** THE EXERCISE **
Set down the material below in full, matching it exactly.

# START OF GIVEN DATA

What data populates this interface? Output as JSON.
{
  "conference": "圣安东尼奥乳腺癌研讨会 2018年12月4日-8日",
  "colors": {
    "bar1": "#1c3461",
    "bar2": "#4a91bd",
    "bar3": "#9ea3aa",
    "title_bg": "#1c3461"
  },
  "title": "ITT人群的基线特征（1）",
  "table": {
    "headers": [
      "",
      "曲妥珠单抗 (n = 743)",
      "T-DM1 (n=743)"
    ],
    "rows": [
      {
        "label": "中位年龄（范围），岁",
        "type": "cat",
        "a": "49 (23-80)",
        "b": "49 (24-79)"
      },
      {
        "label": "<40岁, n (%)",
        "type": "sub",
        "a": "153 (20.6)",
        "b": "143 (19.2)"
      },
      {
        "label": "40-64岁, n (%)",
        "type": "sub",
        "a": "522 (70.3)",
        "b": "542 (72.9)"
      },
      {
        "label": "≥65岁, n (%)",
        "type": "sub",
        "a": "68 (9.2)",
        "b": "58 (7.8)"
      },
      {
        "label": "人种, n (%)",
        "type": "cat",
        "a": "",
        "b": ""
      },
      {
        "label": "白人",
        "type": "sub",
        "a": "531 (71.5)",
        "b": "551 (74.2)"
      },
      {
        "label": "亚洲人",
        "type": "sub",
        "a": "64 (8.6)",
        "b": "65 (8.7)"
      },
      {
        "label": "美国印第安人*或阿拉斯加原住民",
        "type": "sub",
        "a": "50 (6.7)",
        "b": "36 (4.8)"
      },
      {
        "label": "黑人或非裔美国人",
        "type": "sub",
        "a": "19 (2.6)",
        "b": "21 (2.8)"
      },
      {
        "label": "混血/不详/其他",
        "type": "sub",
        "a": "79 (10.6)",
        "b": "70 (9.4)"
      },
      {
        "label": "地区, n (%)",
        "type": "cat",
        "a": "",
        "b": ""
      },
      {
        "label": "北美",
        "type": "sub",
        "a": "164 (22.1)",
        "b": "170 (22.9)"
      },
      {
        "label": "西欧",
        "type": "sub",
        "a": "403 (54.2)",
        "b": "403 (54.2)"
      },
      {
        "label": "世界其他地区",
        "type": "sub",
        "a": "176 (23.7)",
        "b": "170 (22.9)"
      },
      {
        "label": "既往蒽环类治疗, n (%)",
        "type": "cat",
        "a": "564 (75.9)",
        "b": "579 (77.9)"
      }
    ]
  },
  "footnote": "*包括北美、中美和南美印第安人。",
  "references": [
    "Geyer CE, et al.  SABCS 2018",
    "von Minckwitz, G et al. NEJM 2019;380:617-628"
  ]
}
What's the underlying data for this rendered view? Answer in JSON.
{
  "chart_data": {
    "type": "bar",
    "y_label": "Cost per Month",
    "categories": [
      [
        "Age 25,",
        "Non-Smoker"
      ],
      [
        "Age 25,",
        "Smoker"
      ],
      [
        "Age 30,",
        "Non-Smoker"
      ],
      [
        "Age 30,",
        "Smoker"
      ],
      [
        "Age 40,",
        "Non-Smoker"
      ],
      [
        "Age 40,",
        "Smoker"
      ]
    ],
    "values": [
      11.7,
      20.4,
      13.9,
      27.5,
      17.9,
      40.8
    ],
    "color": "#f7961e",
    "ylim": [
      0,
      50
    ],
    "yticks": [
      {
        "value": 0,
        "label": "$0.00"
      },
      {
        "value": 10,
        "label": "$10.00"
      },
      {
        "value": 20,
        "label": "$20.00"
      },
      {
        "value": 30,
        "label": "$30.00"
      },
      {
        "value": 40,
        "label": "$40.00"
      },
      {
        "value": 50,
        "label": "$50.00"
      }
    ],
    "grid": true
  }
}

# END OF GIVEN DATA

** THE ANSWER **
What data populates this interface? Output as JSON.
{
  "conference": "圣安东尼奥乳腺癌研讨会 2018年12月4日-8日",
  "colors": {
    "bar1": "#1c3461",
    "bar2": "#4a91bd",
    "bar3": "#9ea3aa",
    "title_bg": "#1c3461"
  },
  "title": "ITT人群的基线特征（1）",
  "table": {
    "headers": [
      "",
      "曲妥珠单抗 (n = 743)",
      "T-DM1 (n=743)"
    ],
    "rows": [
      {
        "label": "中位年龄（范围），岁",
        "type": "cat",
        "a": "49 (23-80)",
        "b": "49 (24-79)"
      },
      {
        "label": "<40岁, n (%)",
        "type": "sub",
        "a": "153 (20.6)",
        "b": "143 (19.2)"
      },
      {
        "label": "40-64岁, n (%)",
        "type": "sub",
        "a": "522 (70.3)",
        "b": "542 (72.9)"
      },
      {
        "label": "≥65岁, n (%)",
        "type": "sub",
        "a": "68 (9.2)",
        "b": "58 (7.8)"
      },
      {
        "label": "人种, n (%)",
        "type": "cat",
        "a": "",
        "b": ""
      },
      {
        "label": "白人",
        "type": "sub",
        "a": "531 (71.5)",
        "b": "551 (74.2)"
      },
      {
        "label": "亚洲人",
        "type": "sub",
        "a": "64 (8.6)",
        "b": "65 (8.7)"
      },
      {
        "label": "美国印第安人*或阿拉斯加原住民",
        "type": "sub",
        "a": "50 (6.7)",
        "b": "36 (4.8)"
      },
      {
        "label": "黑人或非裔美国人",
        "type": "sub",
        "a": "19 (2.6)",
        "b": "21 (2.8)"
      },
      {
        "label": "混血/不详/其他",
        "type": "sub",
        "a": "79 (10.6)",
        "b": "70 (9.4)"
      },
      {
        "label": "地区, n (%)",
        "type": "cat",
        "a": "",
        "b": ""
      },
      {
        "label": "北美",
        "type": "sub",
        "a": "164 (22.1)",
        "b": "170 (22.9)"
      },
      {
        "label": "西欧",
        "type": "sub",
        "a": "403 (54.2)",
        "b": "403 (54.2)"
      },
      {
        "label": "世界其他地区",
        "type": "sub",
        "a": "176 (23.7)",
        "b": "170 (22.9)"
      },
      {
        "label": "既往蒽环类治疗, n (%)",
        "type": "cat",
        "a": "564 (75.9)",
        "b": "579 (77.9)"
      }
    ]
  },
  "footnote": "*包括北美、中美和南美印第安人。",
  "references": [
    "Geyer CE, et al.  SABCS 2018",
    "von Minckwitz, G et al. NEJM 2019;380:617-628"
  ]
}
What's the underlying data for this rendered view? Answer in JSON.
{
  "chart_data": {
    "type": "bar",
    "y_label": "Cost per Month",
    "categories": [
      [
        "Age 25,",
        "Non-Smoker"
      ],
      [
        "Age 25,",
        "Smoker"
      ],
      [
        "Age 30,",
        "Non-Smoker"
      ],
      [
        "Age 30,",
        "Smoker"
      ],
      [
        "Age 40,",
        "Non-Smoker"
      ],
      [
        "Age 40,",
        "Smoker"
      ]
    ],
    "values": [
      11.7,
      20.4,
      13.9,
      27.5,
      17.9,
      40.8
    ],
    "color": "#f7961e",
    "ylim": [
      0,
      50
    ],
    "yticks": [
      {
        "value": 0,
        "label": "$0.00"
      },
      {
        "value": 10,
        "label": "$10.00"
      },
      {
        "value": 20,
        "label": "$20.00"
      },
      {
        "value": 30,
        "label": "$30.00"
      },
      {
        "value": 40,
        "label": "$40.00"
      },
      {
        "value": 50,
        "label": "$50.00"
      }
    ],
    "grid": true
  }
}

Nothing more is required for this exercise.